Exercise: Transcribe the records below exactly as they appear.

Stored entries:
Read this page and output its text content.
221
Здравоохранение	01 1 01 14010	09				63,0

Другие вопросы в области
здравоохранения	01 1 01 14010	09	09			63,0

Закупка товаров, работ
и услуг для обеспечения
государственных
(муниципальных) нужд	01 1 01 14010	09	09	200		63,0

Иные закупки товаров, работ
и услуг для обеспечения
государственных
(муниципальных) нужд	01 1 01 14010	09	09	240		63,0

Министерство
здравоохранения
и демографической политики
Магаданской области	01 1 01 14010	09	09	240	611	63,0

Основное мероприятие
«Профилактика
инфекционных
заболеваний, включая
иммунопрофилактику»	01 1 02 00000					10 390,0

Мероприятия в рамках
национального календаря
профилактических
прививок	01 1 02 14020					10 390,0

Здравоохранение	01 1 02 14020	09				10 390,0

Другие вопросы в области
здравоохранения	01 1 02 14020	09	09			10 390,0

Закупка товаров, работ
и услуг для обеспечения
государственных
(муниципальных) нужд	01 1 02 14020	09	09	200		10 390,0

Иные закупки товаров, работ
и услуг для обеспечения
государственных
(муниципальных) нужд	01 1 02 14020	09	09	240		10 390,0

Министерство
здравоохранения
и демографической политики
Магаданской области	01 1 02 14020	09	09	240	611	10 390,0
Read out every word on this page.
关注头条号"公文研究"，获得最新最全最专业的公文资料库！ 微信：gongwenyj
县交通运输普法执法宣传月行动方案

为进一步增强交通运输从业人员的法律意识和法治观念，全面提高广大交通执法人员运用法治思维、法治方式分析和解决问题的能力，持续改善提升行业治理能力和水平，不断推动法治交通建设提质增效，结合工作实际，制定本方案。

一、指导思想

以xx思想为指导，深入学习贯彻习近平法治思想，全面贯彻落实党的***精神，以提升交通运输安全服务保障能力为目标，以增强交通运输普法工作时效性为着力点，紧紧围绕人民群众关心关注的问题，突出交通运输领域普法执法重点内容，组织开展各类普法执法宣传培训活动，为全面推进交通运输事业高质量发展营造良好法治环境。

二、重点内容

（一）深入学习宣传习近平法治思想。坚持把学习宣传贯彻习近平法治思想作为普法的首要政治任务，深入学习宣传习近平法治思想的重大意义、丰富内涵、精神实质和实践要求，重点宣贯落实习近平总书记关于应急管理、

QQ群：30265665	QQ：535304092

Written solution:
Read this page and output its text content.
221
Здравоохранение	01 1 01 14010	09				63,0

Другие вопросы в области
здравоохранения	01 1 01 14010	09	09			63,0

Закупка товаров, работ
и услуг для обеспечения
государственных
(муниципальных) нужд	01 1 01 14010	09	09	200		63,0

Иные закупки товаров, работ
и услуг для обеспечения
государственных
(муниципальных) нужд	01 1 01 14010	09	09	240		63,0

Министерство
здравоохранения
и демографической политики
Магаданской области	01 1 01 14010	09	09	240	611	63,0

Основное мероприятие
«Профилактика
инфекционных
заболеваний, включая
иммунопрофилактику»	01 1 02 00000					10 390,0

Мероприятия в рамках
национального календаря
профилактических
прививок	01 1 02 14020					10 390,0

Здравоохранение	01 1 02 14020	09				10 390,0

Другие вопросы в области
здравоохранения	01 1 02 14020	09	09			10 390,0

Закупка товаров, работ
и услуг для обеспечения
государственных
(муниципальных) нужд	01 1 02 14020	09	09	200		10 390,0

Иные закупки товаров, работ
и услуг для обеспечения
государственных
(муниципальных) нужд	01 1 02 14020	09	09	240		10 390,0

Министерство
здравоохранения
и демографической политики
Магаданской области	01 1 02 14020	09	09	240	611	10 390,0
Read out every word on this page.
关注头条号"公文研究"，获得最新最全最专业的公文资料库！ 微信：gongwenyj
县交通运输普法执法宣传月行动方案

为进一步增强交通运输从业人员的法律意识和法治观念，全面提高广大交通执法人员运用法治思维、法治方式分析和解决问题的能力，持续改善提升行业治理能力和水平，不断推动法治交通建设提质增效，结合工作实际，制定本方案。

一、指导思想

以xx思想为指导，深入学习贯彻习近平法治思想，全面贯彻落实党的***精神，以提升交通运输安全服务保障能力为目标，以增强交通运输普法工作时效性为着力点，紧紧围绕人民群众关心关注的问题，突出交通运输领域普法执法重点内容，组织开展各类普法执法宣传培训活动，为全面推进交通运输事业高质量发展营造良好法治环境。

二、重点内容

（一）深入学习宣传习近平法治思想。坚持把学习宣传贯彻习近平法治思想作为普法的首要政治任务，深入学习宣传习近平法治思想的重大意义、丰富内涵、精神实质和实践要求，重点宣贯落实习近平总书记关于应急管理、

QQ群：30265665	QQ：535304092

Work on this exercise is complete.